**Written exercise:**
Reproduce each line of the material precisely.

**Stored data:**
------------------------------------

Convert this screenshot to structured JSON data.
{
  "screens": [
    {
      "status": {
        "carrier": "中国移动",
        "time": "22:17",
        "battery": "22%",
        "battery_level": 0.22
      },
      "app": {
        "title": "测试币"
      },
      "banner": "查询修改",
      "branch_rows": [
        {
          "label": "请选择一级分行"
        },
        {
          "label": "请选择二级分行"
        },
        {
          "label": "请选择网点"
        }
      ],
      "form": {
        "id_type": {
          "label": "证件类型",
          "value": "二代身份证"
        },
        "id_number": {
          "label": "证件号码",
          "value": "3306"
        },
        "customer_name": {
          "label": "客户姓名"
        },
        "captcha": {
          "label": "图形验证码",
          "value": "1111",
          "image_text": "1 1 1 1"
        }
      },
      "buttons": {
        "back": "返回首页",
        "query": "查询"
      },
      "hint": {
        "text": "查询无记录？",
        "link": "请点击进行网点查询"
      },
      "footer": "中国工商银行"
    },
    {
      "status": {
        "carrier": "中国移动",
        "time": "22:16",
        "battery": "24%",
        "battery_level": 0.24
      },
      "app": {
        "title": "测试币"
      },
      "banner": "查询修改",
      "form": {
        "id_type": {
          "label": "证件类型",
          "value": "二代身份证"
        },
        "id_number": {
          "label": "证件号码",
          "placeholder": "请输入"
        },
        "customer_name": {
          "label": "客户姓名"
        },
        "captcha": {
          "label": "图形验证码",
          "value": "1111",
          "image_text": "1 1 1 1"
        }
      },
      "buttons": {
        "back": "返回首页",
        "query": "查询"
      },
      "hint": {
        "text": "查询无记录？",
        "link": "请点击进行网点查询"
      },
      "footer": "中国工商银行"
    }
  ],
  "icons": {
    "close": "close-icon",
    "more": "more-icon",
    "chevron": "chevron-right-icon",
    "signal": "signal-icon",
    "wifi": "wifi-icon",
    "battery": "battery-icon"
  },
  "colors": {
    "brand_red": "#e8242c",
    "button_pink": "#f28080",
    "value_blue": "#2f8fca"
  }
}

------------------------------------

**Task output:**
Convert this screenshot to structured JSON data.
{
  "screens": [
    {
      "status": {
        "carrier": "中国移动",
        "time": "22:17",
        "battery": "22%",
        "battery_level": 0.22
      },
      "app": {
        "title": "测试币"
      },
      "banner": "查询修改",
      "branch_rows": [
        {
          "label": "请选择一级分行"
        },
        {
          "label": "请选择二级分行"
        },
        {
          "label": "请选择网点"
        }
      ],
      "form": {
        "id_type": {
          "label": "证件类型",
          "value": "二代身份证"
        },
        "id_number": {
          "label": "证件号码",
          "value": "3306"
        },
        "customer_name": {
          "label": "客户姓名"
        },
        "captcha": {
          "label": "图形验证码",
          "value": "1111",
          "image_text": "1 1 1 1"
        }
      },
      "buttons": {
        "back": "返回首页",
        "query": "查询"
      },
      "hint": {
        "text": "查询无记录？",
        "link": "请点击进行网点查询"
      },
      "footer": "中国工商银行"
    },
    {
      "status": {
        "carrier": "中国移动",
        "time": "22:16",
        "battery": "24%",
        "battery_level": 0.24
      },
      "app": {
        "title": "测试币"
      },
      "banner": "查询修改",
      "form": {
        "id_type": {
          "label": "证件类型",
          "value": "二代身份证"
        },
        "id_number": {
          "label": "证件号码",
          "placeholder": "请输入"
        },
        "customer_name": {
          "label": "客户姓名"
        },
        "captcha": {
          "label": "图形验证码",
          "value": "1111",
          "image_text": "1 1 1 1"
        }
      },
      "buttons": {
        "back": "返回首页",
        "query": "查询"
      },
      "hint": {
        "text": "查询无记录？",
        "link": "请点击进行网点查询"
      },
      "footer": "中国工商银行"
    }
  ],
  "icons": {
    "close": "close-icon",
    "more": "more-icon",
    "chevron": "chevron-right-icon",
    "signal": "signal-icon",
    "wifi": "wifi-icon",
    "battery": "battery-icon"
  },
  "colors": {
    "brand_red": "#e8242c",
    "button_pink": "#f28080",
    "value_blue": "#2f8fca"
  }
}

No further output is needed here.